### GOAL
Of the lines in the listing, how many include the string "conditions"? Write the number and nothing else.

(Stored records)
►

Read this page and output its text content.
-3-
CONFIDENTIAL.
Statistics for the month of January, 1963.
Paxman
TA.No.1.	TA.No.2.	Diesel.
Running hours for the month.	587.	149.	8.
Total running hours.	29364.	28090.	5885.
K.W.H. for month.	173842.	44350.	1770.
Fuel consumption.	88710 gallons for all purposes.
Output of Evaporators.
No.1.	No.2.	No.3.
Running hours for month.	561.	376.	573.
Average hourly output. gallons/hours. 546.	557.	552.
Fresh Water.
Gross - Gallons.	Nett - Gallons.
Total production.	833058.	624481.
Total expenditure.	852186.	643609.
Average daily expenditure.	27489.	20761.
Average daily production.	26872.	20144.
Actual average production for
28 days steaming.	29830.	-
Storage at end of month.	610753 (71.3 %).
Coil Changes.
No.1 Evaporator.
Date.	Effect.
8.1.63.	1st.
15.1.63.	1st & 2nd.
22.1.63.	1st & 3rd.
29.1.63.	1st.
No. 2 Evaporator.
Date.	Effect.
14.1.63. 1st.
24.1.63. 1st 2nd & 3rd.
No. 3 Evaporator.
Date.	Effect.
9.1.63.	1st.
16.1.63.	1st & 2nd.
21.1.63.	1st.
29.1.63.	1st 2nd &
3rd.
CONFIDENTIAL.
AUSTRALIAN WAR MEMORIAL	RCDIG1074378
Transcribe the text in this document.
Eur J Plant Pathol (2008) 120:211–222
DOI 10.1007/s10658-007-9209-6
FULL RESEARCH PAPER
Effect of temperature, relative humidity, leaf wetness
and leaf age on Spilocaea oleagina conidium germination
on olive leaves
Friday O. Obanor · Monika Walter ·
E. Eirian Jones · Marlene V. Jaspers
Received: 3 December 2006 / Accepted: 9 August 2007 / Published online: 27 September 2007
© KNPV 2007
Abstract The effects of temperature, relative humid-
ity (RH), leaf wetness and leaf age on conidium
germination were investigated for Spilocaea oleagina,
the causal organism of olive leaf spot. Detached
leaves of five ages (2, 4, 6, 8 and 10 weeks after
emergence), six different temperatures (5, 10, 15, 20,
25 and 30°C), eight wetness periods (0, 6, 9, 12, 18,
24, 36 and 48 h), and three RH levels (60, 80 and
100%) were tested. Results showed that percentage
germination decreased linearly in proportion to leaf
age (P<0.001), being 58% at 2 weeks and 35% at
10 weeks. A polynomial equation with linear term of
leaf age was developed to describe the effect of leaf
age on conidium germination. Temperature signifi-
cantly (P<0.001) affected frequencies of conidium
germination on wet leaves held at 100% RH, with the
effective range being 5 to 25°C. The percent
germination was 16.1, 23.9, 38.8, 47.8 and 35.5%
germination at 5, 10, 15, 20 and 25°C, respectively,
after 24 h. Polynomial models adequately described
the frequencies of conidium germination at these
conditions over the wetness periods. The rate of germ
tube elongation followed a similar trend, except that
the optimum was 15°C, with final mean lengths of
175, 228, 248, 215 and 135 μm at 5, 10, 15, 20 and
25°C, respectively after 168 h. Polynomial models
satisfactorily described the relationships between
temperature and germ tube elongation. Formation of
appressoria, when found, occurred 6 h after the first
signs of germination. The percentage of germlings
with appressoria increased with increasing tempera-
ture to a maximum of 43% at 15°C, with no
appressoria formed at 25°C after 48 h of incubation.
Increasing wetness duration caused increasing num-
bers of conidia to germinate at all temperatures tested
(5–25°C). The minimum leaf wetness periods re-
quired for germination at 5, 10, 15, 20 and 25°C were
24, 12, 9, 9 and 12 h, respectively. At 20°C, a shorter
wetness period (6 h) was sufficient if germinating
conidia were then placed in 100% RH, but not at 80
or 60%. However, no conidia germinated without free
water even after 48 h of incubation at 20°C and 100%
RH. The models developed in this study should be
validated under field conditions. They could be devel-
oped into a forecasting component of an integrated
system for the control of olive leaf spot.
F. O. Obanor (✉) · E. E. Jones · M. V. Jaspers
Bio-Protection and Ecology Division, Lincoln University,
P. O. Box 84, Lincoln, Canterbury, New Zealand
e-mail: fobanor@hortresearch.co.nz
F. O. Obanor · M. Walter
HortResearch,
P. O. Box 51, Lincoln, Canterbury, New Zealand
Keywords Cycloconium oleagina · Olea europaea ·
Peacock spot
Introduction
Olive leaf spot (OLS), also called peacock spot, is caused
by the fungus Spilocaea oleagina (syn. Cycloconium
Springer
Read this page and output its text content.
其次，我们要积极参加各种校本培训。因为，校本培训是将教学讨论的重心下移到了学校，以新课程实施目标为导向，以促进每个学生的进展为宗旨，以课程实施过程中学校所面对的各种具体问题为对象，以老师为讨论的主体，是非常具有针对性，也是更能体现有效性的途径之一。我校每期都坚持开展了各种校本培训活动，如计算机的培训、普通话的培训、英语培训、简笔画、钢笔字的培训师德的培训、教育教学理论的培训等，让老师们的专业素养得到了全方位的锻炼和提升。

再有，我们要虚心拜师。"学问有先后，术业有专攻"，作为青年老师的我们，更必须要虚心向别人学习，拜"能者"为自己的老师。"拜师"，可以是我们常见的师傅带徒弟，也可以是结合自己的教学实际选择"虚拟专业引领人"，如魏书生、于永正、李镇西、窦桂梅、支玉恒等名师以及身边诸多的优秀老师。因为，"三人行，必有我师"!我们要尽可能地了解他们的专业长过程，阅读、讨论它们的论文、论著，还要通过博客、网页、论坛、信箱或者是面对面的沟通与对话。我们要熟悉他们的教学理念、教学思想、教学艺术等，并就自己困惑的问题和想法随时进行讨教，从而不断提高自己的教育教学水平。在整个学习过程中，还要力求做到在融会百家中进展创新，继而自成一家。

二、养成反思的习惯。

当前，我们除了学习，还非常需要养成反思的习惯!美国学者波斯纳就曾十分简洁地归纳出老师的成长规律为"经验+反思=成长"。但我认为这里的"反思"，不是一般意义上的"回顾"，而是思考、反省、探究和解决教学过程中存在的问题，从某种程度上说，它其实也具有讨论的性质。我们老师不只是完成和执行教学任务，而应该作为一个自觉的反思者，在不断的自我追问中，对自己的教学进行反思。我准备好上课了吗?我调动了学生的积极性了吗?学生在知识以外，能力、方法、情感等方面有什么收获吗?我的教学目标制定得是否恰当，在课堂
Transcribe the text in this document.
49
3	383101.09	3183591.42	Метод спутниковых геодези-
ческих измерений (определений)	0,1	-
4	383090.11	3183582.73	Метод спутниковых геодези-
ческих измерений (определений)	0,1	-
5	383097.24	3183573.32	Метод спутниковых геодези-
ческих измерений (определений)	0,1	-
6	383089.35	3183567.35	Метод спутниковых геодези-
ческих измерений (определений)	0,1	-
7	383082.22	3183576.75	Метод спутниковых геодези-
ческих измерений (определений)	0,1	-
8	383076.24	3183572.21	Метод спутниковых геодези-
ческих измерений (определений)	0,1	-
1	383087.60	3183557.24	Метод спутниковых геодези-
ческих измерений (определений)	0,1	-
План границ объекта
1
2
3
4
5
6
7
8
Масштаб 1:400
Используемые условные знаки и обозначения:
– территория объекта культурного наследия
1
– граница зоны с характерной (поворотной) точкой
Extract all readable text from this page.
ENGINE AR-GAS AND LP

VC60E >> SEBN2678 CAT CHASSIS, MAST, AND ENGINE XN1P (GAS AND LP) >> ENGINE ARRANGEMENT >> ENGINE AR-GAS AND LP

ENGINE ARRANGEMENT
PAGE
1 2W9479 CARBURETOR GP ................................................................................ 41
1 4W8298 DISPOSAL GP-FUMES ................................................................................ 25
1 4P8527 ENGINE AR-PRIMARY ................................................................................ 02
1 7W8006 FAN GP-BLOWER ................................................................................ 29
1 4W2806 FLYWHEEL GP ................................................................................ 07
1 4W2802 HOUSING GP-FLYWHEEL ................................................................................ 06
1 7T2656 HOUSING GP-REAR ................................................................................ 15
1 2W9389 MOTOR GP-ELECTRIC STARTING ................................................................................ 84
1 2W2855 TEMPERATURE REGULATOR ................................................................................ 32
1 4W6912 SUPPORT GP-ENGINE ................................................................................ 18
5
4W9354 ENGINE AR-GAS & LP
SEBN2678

◄

### EXERCISE RESPONSE
2